__TASK PROMPT__
Wherever a line in the data below holds "entre", copy that line.

__SOURCE MATERIAL__

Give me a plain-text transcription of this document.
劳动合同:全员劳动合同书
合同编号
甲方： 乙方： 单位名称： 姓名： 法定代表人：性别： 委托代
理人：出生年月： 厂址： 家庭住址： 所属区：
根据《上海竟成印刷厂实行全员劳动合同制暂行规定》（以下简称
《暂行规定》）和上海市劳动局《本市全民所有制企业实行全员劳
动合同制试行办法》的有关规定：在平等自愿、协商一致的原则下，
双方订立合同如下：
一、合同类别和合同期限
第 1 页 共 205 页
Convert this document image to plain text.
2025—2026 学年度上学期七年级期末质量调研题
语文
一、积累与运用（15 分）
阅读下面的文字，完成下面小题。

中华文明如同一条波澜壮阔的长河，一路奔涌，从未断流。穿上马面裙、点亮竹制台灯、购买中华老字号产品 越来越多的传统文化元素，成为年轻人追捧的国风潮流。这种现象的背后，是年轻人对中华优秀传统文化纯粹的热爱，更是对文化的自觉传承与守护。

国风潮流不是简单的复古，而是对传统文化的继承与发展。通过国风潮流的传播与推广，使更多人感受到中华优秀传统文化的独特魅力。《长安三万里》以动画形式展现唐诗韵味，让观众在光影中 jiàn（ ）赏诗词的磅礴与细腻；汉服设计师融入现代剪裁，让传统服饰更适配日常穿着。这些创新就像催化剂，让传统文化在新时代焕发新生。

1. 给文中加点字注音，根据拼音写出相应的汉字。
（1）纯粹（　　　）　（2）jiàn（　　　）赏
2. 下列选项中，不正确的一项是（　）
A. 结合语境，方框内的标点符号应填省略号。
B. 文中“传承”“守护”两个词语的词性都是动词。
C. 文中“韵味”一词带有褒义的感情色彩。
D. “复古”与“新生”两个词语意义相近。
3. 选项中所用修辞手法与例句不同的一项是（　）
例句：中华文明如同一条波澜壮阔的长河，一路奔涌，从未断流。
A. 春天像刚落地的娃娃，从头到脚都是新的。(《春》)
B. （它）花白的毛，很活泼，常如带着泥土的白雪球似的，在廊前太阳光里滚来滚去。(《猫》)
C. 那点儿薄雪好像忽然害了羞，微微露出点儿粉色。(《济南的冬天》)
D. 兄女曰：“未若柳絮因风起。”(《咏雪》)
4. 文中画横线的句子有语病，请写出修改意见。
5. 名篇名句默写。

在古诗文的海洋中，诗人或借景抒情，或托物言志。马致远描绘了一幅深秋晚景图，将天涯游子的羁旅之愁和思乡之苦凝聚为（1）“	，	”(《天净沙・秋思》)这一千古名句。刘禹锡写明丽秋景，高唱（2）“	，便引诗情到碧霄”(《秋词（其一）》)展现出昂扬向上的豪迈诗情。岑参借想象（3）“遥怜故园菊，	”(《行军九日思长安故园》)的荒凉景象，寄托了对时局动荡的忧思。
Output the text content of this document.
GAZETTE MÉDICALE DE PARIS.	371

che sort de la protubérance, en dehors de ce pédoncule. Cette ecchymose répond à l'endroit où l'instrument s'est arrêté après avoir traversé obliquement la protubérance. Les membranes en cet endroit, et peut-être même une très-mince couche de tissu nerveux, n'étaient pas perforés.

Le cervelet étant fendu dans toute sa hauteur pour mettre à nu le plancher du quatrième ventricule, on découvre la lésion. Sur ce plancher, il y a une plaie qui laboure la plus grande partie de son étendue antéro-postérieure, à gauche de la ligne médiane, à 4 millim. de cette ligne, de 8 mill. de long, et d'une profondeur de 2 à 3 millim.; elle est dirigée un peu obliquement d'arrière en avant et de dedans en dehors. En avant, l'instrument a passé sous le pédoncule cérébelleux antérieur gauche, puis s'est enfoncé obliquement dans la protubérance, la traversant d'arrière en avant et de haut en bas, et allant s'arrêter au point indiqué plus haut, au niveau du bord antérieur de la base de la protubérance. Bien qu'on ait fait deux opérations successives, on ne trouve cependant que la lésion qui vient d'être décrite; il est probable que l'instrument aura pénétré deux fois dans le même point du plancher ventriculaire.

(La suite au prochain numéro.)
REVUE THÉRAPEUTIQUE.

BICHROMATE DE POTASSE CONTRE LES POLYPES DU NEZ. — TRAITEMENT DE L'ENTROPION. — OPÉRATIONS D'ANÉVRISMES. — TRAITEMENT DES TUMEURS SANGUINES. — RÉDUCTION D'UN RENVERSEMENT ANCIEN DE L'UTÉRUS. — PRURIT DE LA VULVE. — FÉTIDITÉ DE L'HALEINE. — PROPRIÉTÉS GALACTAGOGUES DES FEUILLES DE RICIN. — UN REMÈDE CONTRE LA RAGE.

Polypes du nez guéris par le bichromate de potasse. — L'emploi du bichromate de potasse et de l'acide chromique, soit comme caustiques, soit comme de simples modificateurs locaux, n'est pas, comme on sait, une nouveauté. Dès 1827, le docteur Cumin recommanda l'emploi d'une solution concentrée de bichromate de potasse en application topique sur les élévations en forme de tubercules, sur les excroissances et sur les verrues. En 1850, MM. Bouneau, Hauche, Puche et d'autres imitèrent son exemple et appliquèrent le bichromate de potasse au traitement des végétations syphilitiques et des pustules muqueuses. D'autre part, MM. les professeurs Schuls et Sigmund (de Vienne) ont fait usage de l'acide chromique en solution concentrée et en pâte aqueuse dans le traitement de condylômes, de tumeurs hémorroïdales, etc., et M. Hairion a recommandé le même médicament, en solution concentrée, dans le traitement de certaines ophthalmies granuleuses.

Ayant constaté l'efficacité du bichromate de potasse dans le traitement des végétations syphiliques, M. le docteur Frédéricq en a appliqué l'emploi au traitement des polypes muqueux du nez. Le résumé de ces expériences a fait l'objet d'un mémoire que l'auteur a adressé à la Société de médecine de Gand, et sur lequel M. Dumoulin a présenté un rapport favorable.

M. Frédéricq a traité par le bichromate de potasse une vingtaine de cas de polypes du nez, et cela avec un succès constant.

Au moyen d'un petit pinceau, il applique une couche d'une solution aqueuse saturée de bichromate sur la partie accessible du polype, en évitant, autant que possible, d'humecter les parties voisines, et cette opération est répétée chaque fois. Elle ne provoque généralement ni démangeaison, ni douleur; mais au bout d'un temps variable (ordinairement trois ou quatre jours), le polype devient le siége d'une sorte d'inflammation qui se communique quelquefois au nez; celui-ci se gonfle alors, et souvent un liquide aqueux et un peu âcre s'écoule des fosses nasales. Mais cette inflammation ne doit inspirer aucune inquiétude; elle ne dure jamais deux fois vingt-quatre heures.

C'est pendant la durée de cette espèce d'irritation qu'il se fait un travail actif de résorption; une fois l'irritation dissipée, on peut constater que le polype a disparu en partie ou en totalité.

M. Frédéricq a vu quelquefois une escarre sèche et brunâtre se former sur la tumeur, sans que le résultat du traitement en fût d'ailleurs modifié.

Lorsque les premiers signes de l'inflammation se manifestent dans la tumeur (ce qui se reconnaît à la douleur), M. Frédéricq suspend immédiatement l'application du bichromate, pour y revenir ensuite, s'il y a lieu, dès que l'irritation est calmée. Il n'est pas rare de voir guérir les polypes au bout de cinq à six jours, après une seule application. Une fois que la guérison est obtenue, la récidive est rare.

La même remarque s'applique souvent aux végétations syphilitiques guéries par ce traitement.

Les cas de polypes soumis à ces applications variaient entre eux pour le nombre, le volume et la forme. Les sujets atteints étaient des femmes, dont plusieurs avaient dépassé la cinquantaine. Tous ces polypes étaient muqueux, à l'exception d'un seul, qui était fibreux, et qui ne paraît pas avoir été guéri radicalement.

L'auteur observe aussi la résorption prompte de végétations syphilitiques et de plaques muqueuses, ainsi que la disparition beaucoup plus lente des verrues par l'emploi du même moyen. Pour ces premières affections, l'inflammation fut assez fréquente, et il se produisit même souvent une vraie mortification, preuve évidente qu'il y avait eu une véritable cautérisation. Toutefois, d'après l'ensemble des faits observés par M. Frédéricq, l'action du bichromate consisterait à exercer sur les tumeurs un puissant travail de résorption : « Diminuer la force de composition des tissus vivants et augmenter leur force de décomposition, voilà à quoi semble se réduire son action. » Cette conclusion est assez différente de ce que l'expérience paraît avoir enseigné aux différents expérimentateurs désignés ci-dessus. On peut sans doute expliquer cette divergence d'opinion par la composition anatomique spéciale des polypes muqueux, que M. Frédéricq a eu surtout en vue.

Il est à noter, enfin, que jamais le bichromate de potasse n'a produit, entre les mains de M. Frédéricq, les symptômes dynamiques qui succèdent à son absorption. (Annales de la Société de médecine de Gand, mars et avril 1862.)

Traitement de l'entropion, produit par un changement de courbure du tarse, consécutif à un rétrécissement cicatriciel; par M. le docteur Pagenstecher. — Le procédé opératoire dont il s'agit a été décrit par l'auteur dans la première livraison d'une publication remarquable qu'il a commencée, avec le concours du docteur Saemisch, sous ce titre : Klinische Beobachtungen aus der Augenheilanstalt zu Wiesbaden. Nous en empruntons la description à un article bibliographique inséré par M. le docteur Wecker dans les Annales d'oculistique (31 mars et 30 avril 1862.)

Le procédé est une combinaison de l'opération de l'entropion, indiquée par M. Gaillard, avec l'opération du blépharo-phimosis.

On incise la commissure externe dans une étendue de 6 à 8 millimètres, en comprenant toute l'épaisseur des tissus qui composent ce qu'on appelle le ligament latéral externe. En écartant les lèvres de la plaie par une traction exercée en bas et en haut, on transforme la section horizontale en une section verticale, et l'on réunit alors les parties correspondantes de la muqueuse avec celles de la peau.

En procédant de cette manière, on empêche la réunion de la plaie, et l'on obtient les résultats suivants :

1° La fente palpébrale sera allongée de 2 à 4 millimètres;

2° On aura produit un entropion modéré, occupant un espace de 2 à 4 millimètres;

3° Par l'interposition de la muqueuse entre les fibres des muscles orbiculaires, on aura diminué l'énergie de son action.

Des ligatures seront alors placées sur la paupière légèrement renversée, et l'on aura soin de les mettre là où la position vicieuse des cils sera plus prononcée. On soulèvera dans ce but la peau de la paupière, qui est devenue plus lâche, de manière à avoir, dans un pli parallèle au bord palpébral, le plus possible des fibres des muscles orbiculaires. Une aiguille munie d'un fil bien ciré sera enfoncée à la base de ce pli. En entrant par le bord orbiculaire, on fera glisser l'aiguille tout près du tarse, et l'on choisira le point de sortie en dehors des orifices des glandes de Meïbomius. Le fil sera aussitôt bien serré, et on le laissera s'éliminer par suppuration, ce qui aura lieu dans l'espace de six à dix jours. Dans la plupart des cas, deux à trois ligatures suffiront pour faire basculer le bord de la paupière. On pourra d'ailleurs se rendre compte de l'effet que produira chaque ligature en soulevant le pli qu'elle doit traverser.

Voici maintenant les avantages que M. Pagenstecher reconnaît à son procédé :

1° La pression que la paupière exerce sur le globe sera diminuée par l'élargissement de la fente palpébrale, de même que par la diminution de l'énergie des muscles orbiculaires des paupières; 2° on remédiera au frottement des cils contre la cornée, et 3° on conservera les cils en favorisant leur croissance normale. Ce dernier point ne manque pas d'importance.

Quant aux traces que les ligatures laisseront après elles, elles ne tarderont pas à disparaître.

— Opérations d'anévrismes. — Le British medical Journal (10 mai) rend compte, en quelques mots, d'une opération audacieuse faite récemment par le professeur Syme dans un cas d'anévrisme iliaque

__SOLUTION TO THE EXERCISE__
Les cas de polypes soumis à ces applications variaient entre eux pour le nombre, le volume et la forme. Les sujets atteints étaient des femmes, dont plusieurs avaient dépassé la cinquantaine. Tous ces polypes étaient muqueux, à l'exception d'un seul, qui était fibreux, et qui ne paraît pas avoir été guéri radicalement.
Il est à noter, enfin, que jamais le bichromate de potasse n'a produit, entre les mains de M. Frédéricq, les symptômes dynamiques qui succèdent à son absorption. (Annales de la Société de médecine de Gand, mars et avril 1862.)
3° Par l'interposition de la muqueuse entre les fibres des muscles orbiculaires, on aura diminué l'énergie de son action.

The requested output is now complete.